[Dataset rows]
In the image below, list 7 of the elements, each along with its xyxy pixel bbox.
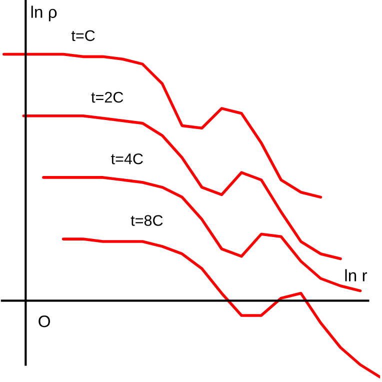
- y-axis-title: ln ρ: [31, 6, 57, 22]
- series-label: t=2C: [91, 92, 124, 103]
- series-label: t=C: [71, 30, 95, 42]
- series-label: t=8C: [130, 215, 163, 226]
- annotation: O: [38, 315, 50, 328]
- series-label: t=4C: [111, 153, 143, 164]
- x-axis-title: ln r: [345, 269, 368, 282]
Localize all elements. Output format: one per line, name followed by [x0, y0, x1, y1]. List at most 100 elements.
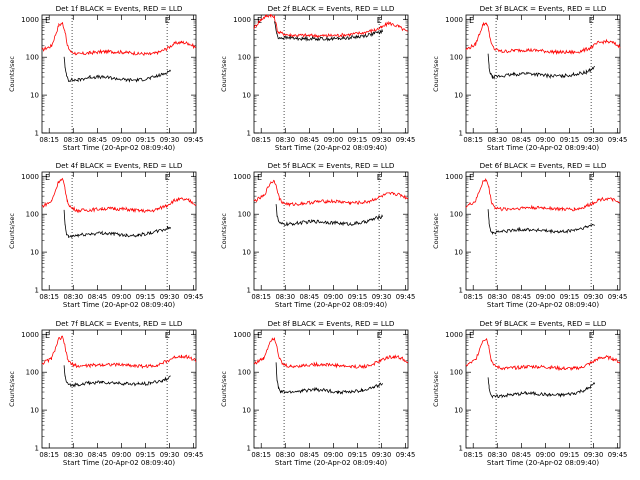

---

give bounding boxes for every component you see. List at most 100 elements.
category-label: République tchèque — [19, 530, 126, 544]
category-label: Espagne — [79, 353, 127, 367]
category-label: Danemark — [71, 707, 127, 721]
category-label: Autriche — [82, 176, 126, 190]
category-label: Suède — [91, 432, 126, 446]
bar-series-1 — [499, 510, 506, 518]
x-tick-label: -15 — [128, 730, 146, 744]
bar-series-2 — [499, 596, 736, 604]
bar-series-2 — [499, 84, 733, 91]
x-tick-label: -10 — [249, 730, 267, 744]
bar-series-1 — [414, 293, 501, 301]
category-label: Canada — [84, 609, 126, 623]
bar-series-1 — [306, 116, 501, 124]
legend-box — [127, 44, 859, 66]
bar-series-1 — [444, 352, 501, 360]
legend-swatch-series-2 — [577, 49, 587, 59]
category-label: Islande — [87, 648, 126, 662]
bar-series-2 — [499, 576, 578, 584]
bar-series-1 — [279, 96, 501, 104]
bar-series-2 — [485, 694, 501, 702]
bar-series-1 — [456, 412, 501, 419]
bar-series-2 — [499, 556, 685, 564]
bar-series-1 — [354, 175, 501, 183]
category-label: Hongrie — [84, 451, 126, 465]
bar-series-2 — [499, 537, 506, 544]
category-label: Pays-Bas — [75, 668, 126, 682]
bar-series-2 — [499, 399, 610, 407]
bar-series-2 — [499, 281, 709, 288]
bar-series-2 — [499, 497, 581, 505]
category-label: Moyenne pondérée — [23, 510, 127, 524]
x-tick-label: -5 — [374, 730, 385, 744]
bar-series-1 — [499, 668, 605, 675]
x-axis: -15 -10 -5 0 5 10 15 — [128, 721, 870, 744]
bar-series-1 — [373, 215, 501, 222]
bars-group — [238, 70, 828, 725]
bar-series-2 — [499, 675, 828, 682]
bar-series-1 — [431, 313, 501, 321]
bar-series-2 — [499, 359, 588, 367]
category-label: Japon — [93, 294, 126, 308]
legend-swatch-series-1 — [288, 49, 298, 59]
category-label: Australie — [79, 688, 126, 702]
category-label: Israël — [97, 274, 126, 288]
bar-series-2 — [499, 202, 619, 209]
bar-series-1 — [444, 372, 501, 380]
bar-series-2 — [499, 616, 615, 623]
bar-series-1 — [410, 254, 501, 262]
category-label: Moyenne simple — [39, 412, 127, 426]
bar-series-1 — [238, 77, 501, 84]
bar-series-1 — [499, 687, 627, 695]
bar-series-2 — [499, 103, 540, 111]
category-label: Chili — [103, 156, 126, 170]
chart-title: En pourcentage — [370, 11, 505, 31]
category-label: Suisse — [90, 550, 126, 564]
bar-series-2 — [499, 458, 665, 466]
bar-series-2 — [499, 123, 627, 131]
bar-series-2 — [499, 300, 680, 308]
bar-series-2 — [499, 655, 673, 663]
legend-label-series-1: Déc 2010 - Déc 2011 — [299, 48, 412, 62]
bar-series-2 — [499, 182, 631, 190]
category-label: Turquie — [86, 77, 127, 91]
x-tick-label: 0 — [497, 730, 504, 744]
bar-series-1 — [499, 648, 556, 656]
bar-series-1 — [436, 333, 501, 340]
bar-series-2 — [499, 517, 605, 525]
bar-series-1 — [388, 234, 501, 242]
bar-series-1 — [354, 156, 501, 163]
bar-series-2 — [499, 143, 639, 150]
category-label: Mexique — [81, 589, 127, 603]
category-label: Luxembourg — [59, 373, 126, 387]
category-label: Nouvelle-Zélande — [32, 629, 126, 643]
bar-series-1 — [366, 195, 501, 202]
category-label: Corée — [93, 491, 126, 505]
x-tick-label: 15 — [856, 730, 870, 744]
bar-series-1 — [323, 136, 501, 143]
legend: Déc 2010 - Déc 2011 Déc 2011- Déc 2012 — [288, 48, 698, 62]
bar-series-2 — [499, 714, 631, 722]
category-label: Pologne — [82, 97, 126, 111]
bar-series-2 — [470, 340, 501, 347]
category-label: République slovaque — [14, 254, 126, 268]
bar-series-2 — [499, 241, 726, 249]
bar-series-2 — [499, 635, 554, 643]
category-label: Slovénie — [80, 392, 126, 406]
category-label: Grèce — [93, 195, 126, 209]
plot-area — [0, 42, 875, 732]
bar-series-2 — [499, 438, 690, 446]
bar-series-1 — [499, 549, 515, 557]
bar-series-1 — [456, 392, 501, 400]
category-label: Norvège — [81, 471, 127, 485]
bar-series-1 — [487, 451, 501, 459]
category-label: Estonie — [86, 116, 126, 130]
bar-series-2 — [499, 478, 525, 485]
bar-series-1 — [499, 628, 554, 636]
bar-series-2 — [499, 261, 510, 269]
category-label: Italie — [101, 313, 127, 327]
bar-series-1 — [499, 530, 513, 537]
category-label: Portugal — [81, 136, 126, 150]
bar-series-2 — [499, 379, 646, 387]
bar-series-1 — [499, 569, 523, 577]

Short task: Copy the lines of the entries above verbatim, starting at the line that contains "In the image" and stopping after the line that contains "Localize all elements.". Leave any pictures out of your copy.

Solved problem:
In the image below, list 7 of the elements, each along with its xyxy pixel bbox.
- y-axis-title: ln ρ: [31, 6, 57, 22]
- series-label: t=2C: [91, 92, 124, 103]
- series-label: t=C: [71, 30, 95, 42]
- series-label: t=8C: [130, 215, 163, 226]
- annotation: O: [38, 315, 50, 328]
- series-label: t=4C: [111, 153, 143, 164]
- x-axis-title: ln r: [345, 269, 368, 282]
Localize all elements. Output format: one per line, name followed by [x0, y0, x1, y1]. List at most 100 elements.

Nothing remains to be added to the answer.